__Directive__:
From the listing below, work out how many lines contain "Swush". Reply with that number only.

__Entries supplied__:
— Begin —
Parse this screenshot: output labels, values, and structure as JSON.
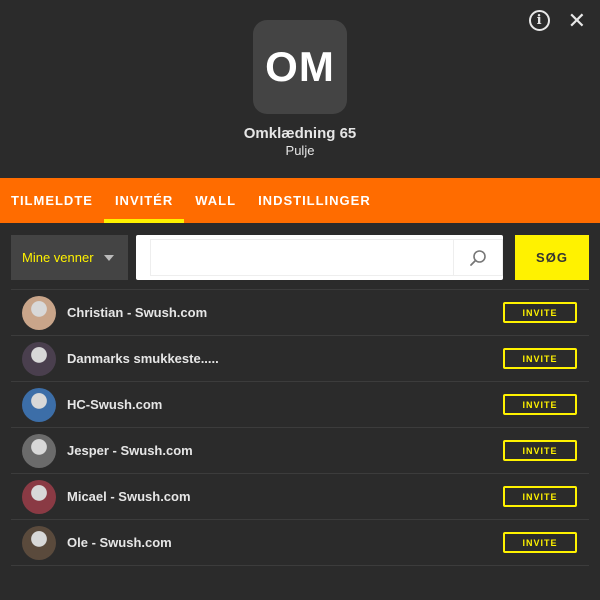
{
  "header": {
    "avatar_initials": "OM",
    "title": "Omklædning 65",
    "subtitle": "Pulje",
    "info_icon": "info-icon",
    "close_icon": "close-icon",
    "close_glyph": "✕",
    "info_glyph": "i"
  },
  "tabs": [
    {
      "label": "TILMELDTE",
      "active": false
    },
    {
      "label": "INVITÉR",
      "active": true
    },
    {
      "label": "WALL",
      "active": false
    },
    {
      "label": "INDSTILLINGER",
      "active": false
    }
  ],
  "controls": {
    "filter_selected": "Mine venner",
    "search_value": "",
    "search_placeholder": "",
    "search_button": "SØG"
  },
  "friends": [
    {
      "name": "Christian - Swush.com",
      "action": "INVITE",
      "avatar_color": "#c9a58a"
    },
    {
      "name": "Danmarks smukkeste.....",
      "action": "INVITE",
      "avatar_color": "#4a3f4e"
    },
    {
      "name": "HC-Swush.com",
      "action": "INVITE",
      "avatar_color": "#3c6ea8"
    },
    {
      "name": "Jesper - Swush.com",
      "action": "INVITE",
      "avatar_color": "#6b6b6b"
    },
    {
      "name": "Micael - Swush.com",
      "action": "INVITE",
      "avatar_color": "#8a3a44"
    },
    {
      "name": "Ole - Swush.com",
      "action": "INVITE",
      "avatar_color": "#5a4a3c"
    }
  ],
  "colors": {
    "accent": "#ff6c00",
    "highlight": "#fff200",
    "background": "#2b2b2b"
  }
}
— End —
__Answer below__:
5